Goal of the exercise:
Only the number is needed: how many lines contain the word "breathed"?

>> Begin Dataset records

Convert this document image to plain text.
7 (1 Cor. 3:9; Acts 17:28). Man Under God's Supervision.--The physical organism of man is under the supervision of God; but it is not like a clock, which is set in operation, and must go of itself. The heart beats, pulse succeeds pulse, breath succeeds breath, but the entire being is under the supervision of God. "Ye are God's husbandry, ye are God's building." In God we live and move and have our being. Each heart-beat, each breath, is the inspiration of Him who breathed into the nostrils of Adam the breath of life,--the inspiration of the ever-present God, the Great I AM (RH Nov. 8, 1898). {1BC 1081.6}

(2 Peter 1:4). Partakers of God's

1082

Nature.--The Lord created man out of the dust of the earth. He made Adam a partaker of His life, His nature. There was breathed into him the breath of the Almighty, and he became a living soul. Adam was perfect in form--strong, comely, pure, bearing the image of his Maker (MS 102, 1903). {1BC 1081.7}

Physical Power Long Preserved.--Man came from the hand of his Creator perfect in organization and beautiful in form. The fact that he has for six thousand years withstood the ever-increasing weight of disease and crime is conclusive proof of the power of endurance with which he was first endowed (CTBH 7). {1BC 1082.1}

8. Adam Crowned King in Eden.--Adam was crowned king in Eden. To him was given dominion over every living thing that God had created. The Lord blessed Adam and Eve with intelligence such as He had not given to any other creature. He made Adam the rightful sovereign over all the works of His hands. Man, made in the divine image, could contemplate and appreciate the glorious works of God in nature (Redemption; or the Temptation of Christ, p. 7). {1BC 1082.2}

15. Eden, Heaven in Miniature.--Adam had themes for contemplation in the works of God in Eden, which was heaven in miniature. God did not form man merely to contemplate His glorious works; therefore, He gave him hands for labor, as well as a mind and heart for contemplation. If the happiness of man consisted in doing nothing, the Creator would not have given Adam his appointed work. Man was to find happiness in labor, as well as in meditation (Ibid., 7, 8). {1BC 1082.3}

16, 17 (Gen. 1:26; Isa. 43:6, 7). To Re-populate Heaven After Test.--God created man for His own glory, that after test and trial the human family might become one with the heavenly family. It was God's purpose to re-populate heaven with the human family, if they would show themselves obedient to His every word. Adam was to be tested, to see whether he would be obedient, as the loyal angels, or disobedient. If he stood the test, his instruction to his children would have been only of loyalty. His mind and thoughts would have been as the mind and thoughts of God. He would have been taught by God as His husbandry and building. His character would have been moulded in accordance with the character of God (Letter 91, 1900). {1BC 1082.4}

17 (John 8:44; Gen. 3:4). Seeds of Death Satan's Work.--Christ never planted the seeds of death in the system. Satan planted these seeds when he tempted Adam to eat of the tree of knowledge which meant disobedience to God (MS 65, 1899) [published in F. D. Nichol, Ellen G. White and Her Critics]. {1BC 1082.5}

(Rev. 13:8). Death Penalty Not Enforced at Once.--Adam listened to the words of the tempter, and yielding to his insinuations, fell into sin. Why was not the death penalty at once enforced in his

>> End Dataset records

Expected answer:
2